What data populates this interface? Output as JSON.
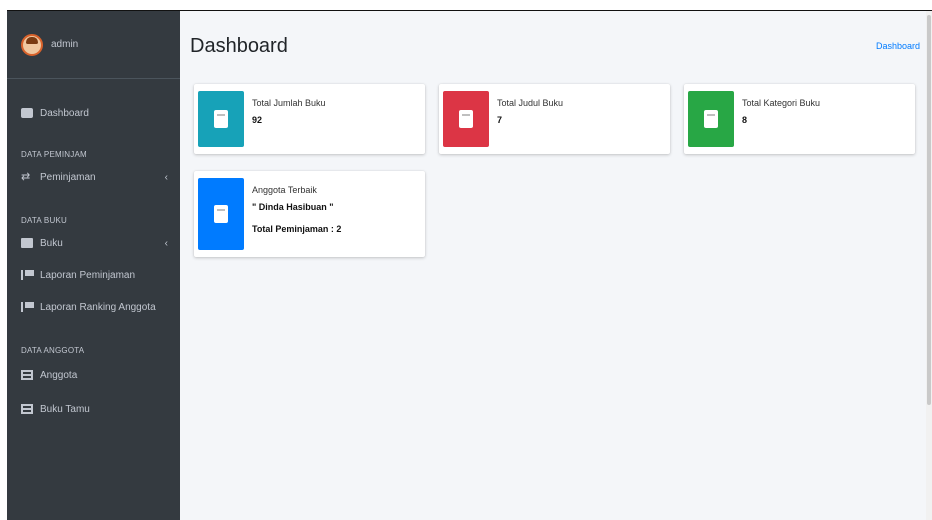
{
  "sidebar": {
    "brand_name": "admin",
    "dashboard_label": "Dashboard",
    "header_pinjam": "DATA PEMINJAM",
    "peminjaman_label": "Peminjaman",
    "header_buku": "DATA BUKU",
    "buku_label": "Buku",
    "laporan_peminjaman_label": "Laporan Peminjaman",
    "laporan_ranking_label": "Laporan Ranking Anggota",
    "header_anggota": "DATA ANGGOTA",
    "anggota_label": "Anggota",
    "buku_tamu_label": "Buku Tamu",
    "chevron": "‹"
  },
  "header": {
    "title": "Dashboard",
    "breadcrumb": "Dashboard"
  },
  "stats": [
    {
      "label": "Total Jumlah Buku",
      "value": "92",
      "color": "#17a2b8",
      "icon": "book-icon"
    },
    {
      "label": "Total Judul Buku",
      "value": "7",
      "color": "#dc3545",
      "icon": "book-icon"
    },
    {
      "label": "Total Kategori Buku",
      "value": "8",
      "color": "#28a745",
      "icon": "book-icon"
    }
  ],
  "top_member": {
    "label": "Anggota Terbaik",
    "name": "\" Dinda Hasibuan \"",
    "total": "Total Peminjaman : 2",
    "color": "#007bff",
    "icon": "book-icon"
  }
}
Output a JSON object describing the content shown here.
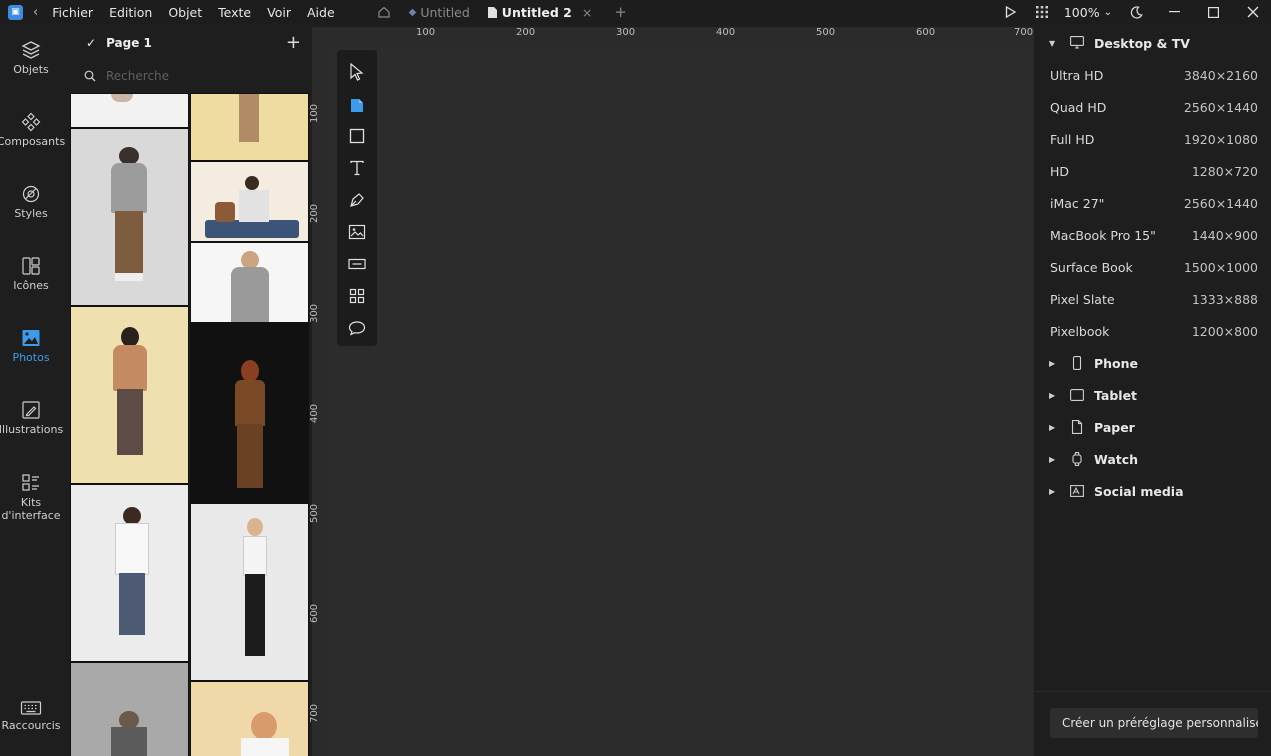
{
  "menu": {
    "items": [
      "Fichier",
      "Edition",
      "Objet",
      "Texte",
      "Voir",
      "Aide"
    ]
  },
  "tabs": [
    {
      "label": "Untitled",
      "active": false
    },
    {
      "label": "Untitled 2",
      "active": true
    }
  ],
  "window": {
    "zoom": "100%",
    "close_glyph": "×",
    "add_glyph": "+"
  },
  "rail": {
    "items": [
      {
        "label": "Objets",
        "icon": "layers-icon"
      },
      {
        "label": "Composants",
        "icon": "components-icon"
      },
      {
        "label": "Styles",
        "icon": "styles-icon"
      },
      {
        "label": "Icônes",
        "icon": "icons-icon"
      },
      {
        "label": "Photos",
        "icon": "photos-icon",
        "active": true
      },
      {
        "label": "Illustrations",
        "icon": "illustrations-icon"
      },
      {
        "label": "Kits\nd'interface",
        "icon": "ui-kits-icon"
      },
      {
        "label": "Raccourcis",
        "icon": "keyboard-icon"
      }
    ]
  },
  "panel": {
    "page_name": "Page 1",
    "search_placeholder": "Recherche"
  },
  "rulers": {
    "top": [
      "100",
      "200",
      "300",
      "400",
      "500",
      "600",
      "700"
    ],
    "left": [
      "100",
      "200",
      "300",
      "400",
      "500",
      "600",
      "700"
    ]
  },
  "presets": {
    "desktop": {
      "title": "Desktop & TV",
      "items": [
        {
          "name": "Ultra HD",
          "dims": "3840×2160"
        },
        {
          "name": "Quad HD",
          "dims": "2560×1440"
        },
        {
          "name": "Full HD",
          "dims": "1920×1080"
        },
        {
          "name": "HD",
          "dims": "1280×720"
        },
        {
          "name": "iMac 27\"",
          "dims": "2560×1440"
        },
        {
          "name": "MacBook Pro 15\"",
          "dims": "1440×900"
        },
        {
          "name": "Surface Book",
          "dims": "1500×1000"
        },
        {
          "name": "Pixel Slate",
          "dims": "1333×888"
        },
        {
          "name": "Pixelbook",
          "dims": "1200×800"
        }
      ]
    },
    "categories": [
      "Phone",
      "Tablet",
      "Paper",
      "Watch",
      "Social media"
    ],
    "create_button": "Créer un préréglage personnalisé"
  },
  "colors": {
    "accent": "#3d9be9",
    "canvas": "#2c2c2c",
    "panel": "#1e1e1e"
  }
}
-.-.-
§ What the task asks
Output the entries above exactly. Drop the pictures.

§ The completed task
What data populates this interface? Output as JSON.
{
  "sidebar": {
    "brand_name": "admin",
    "dashboard_label": "Dashboard",
    "header_pinjam": "DATA PEMINJAM",
    "peminjaman_label": "Peminjaman",
    "header_buku": "DATA BUKU",
    "buku_label": "Buku",
    "laporan_peminjaman_label": "Laporan Peminjaman",
    "laporan_ranking_label": "Laporan Ranking Anggota",
    "header_anggota": "DATA ANGGOTA",
    "anggota_label": "Anggota",
    "buku_tamu_label": "Buku Tamu",
    "chevron": "‹"
  },
  "header": {
    "title": "Dashboard",
    "breadcrumb": "Dashboard"
  },
  "stats": [
    {
      "label": "Total Jumlah Buku",
      "value": "92",
      "color": "#17a2b8",
      "icon": "book-icon"
    },
    {
      "label": "Total Judul Buku",
      "value": "7",
      "color": "#dc3545",
      "icon": "book-icon"
    },
    {
      "label": "Total Kategori Buku",
      "value": "8",
      "color": "#28a745",
      "icon": "book-icon"
    }
  ],
  "top_member": {
    "label": "Anggota Terbaik",
    "name": "\" Dinda Hasibuan \"",
    "total": "Total Peminjaman : 2",
    "color": "#007bff",
    "icon": "book-icon"
  }
}
Output a JSON object describing the content shown here.
{
  "menu": {
    "items": [
      "Fichier",
      "Edition",
      "Objet",
      "Texte",
      "Voir",
      "Aide"
    ]
  },
  "tabs": [
    {
      "label": "Untitled",
      "active": false
    },
    {
      "label": "Untitled 2",
      "active": true
    }
  ],
  "window": {
    "zoom": "100%",
    "close_glyph": "×",
    "add_glyph": "+"
  },
  "rail": {
    "items": [
      {
        "label": "Objets",
        "icon": "layers-icon"
      },
      {
        "label": "Composants",
        "icon": "components-icon"
      },
      {
        "label": "Styles",
        "icon": "styles-icon"
      },
      {
        "label": "Icônes",
        "icon": "icons-icon"
      },
      {
        "label": "Photos",
        "icon": "photos-icon",
        "active": true
      },
      {
        "label": "Illustrations",
        "icon": "illustrations-icon"
      },
      {
        "label": "Kits\nd'interface",
        "icon": "ui-kits-icon"
      },
      {
        "label": "Raccourcis",
        "icon": "keyboard-icon"
      }
    ]
  },
  "panel": {
    "page_name": "Page 1",
    "search_placeholder": "Recherche"
  },
  "rulers": {
    "top": [
      "100",
      "200",
      "300",
      "400",
      "500",
      "600",
      "700"
    ],
    "left": [
      "100",
      "200",
      "300",
      "400",
      "500",
      "600",
      "700"
    ]
  },
  "presets": {
    "desktop": {
      "title": "Desktop & TV",
      "items": [
        {
          "name": "Ultra HD",
          "dims": "3840×2160"
        },
        {
          "name": "Quad HD",
          "dims": "2560×1440"
        },
        {
          "name": "Full HD",
          "dims": "1920×1080"
        },
        {
          "name": "HD",
          "dims": "1280×720"
        },
        {
          "name": "iMac 27\"",
          "dims": "2560×1440"
        },
        {
          "name": "MacBook Pro 15\"",
          "dims": "1440×900"
        },
        {
          "name": "Surface Book",
          "dims": "1500×1000"
        },
        {
          "name": "Pixel Slate",
          "dims": "1333×888"
        },
        {
          "name": "Pixelbook",
          "dims": "1200×800"
        }
      ]
    },
    "categories": [
      "Phone",
      "Tablet",
      "Paper",
      "Watch",
      "Social media"
    ],
    "create_button": "Créer un préréglage personnalisé"
  },
  "colors": {
    "accent": "#3d9be9",
    "canvas": "#2c2c2c",
    "panel": "#1e1e1e"
  }
}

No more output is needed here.